Using the data below, repeat all of it precisely.
[start of Data for this exercise]
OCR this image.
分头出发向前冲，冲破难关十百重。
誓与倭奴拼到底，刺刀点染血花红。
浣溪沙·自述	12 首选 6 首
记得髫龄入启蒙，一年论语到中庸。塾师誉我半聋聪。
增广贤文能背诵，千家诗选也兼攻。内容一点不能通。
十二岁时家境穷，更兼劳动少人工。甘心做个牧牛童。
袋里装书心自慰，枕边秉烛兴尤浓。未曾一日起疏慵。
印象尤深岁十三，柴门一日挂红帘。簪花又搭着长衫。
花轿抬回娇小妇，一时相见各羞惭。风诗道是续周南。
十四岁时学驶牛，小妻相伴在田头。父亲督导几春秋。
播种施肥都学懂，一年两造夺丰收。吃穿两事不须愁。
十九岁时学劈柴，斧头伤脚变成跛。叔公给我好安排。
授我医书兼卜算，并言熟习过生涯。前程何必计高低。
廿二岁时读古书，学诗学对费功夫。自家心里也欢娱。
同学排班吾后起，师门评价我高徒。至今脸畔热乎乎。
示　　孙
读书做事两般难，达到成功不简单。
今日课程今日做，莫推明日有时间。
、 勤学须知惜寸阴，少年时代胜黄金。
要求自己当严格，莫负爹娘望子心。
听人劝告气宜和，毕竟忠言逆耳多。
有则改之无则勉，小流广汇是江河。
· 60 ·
[end of Data for this exercise]
Solution for this exercise
OCR this image.
分头出发向前冲，冲破难关十百重。
誓与倭奴拼到底，刺刀点染血花红。
浣溪沙·自述	12 首选 6 首
记得髫龄入启蒙，一年论语到中庸。塾师誉我半聋聪。
增广贤文能背诵，千家诗选也兼攻。内容一点不能通。
十二岁时家境穷，更兼劳动少人工。甘心做个牧牛童。
袋里装书心自慰，枕边秉烛兴尤浓。未曾一日起疏慵。
印象尤深岁十三，柴门一日挂红帘。簪花又搭着长衫。
花轿抬回娇小妇，一时相见各羞惭。风诗道是续周南。
十四岁时学驶牛，小妻相伴在田头。父亲督导几春秋。
播种施肥都学懂，一年两造夺丰收。吃穿两事不须愁。
十九岁时学劈柴，斧头伤脚变成跛。叔公给我好安排。
授我医书兼卜算，并言熟习过生涯。前程何必计高低。
廿二岁时读古书，学诗学对费功夫。自家心里也欢娱。
同学排班吾后起，师门评价我高徒。至今脸畔热乎乎。
示　　孙
读书做事两般难，达到成功不简单。
今日课程今日做，莫推明日有时间。
、 勤学须知惜寸阴，少年时代胜黄金。
要求自己当严格，莫负爹娘望子心。
听人劝告气宜和，毕竟忠言逆耳多。
有则改之无则勉，小流广汇是江河。
· 60 ·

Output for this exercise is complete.